> Short task:
Copy all lines of the listing that include the string "SOBREPESO".
>> BEGIN
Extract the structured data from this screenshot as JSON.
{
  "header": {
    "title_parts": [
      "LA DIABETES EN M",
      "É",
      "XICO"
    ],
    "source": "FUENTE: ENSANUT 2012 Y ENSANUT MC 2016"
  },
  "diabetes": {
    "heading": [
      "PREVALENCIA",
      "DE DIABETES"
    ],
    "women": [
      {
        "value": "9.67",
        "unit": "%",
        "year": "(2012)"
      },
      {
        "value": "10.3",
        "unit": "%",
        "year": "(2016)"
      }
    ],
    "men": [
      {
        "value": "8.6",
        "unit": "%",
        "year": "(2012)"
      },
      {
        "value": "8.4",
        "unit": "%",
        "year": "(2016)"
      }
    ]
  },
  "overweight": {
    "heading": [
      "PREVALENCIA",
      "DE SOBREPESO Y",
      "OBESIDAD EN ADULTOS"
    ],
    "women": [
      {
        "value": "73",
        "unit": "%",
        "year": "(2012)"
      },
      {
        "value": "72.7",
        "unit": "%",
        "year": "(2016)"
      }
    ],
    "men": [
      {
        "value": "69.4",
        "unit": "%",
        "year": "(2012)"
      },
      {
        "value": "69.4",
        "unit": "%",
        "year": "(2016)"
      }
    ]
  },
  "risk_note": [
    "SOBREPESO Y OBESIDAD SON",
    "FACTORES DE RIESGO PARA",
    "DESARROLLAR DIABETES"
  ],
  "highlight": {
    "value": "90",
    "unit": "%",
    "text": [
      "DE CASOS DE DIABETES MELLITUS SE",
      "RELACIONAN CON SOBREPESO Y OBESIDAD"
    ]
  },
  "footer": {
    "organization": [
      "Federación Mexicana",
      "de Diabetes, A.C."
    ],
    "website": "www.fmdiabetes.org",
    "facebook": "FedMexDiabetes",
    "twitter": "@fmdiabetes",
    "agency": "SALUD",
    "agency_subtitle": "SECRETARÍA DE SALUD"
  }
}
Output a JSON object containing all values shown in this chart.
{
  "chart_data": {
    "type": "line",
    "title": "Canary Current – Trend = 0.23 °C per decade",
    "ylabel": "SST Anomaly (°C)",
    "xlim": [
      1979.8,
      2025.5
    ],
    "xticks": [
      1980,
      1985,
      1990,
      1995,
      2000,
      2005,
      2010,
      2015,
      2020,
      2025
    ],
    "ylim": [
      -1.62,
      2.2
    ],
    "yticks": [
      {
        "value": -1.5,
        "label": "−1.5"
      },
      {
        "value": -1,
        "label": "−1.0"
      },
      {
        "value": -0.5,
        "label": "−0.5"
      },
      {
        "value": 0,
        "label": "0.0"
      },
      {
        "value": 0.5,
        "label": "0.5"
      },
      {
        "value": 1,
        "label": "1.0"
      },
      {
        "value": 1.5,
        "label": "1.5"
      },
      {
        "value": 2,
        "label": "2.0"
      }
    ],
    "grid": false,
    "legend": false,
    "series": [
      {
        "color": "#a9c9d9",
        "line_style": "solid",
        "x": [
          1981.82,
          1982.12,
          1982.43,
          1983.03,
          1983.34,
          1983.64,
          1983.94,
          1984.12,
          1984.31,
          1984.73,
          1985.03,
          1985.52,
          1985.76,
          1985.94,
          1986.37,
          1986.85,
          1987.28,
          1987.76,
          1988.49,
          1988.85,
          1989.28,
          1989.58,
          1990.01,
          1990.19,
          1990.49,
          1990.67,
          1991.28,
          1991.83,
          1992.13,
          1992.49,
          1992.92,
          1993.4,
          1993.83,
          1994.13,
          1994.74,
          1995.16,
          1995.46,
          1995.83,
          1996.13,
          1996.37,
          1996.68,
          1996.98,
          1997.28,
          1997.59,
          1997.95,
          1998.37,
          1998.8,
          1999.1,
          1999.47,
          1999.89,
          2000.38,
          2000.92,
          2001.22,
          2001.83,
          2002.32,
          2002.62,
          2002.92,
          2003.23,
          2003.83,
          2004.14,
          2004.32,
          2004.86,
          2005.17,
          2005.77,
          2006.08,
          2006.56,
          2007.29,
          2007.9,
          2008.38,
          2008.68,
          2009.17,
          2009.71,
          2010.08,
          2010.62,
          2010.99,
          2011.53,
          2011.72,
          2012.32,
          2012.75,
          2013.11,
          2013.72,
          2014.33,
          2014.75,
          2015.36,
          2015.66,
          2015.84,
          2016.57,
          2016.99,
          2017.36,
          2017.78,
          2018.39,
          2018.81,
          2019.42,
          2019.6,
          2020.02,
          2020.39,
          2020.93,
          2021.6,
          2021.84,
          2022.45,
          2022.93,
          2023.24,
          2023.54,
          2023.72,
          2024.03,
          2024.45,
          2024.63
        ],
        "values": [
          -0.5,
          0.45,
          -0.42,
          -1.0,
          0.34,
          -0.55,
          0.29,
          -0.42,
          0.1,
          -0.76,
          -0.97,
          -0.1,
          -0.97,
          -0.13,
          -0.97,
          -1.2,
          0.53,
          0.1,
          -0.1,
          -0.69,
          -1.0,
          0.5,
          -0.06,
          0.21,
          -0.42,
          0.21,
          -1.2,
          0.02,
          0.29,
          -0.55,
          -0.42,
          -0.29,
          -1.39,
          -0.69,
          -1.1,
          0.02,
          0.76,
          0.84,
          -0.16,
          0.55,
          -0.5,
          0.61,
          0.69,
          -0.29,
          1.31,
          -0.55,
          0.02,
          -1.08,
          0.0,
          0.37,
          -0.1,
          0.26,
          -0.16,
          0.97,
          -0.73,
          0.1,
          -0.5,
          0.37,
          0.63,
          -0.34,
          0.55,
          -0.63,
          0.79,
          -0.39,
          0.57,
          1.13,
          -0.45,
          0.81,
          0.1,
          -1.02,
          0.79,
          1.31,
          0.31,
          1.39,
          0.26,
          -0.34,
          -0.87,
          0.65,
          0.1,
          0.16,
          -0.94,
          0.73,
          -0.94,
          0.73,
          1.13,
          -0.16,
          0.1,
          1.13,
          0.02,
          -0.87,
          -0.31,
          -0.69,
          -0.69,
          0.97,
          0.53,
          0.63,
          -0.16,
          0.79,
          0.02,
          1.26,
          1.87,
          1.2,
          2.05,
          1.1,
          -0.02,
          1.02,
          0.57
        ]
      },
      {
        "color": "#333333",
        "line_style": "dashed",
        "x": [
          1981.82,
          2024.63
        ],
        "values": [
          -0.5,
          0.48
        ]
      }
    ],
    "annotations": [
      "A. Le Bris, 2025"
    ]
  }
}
>> END
> Result below:
      "DE SOBREPESO Y",
    "SOBREPESO Y OBESIDAD SON",
      "RELACIONAN CON SOBREPESO Y OBESIDAD"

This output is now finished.